[Saved data entries]
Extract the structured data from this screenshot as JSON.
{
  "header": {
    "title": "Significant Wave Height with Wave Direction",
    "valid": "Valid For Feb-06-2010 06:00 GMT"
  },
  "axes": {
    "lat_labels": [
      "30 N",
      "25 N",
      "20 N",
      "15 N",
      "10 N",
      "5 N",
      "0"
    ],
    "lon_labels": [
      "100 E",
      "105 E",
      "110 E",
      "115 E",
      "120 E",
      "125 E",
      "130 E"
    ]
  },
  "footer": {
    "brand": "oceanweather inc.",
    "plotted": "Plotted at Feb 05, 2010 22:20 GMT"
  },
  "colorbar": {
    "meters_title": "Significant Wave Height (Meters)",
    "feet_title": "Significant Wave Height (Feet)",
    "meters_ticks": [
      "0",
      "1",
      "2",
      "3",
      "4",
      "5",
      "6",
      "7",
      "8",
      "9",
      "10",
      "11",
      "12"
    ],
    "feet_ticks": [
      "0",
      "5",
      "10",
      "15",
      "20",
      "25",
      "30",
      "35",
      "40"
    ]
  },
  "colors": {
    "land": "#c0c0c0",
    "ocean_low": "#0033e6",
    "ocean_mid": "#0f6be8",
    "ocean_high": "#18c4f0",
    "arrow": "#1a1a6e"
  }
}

WHAT TO WORK ON> Output every entry shown above, exactly.

EXERCISE OUTPUT>
Extract the structured data from this screenshot as JSON.
{
  "header": {
    "title": "Significant Wave Height with Wave Direction",
    "valid": "Valid For Feb-06-2010 06:00 GMT"
  },
  "axes": {
    "lat_labels": [
      "30 N",
      "25 N",
      "20 N",
      "15 N",
      "10 N",
      "5 N",
      "0"
    ],
    "lon_labels": [
      "100 E",
      "105 E",
      "110 E",
      "115 E",
      "120 E",
      "125 E",
      "130 E"
    ]
  },
  "footer": {
    "brand": "oceanweather inc.",
    "plotted": "Plotted at Feb 05, 2010 22:20 GMT"
  },
  "colorbar": {
    "meters_title": "Significant Wave Height (Meters)",
    "feet_title": "Significant Wave Height (Feet)",
    "meters_ticks": [
      "0",
      "1",
      "2",
      "3",
      "4",
      "5",
      "6",
      "7",
      "8",
      "9",
      "10",
      "11",
      "12"
    ],
    "feet_ticks": [
      "0",
      "5",
      "10",
      "15",
      "20",
      "25",
      "30",
      "35",
      "40"
    ]
  },
  "colors": {
    "land": "#c0c0c0",
    "ocean_low": "#0033e6",
    "ocean_mid": "#0f6be8",
    "ocean_high": "#18c4f0",
    "arrow": "#1a1a6e"
  }
}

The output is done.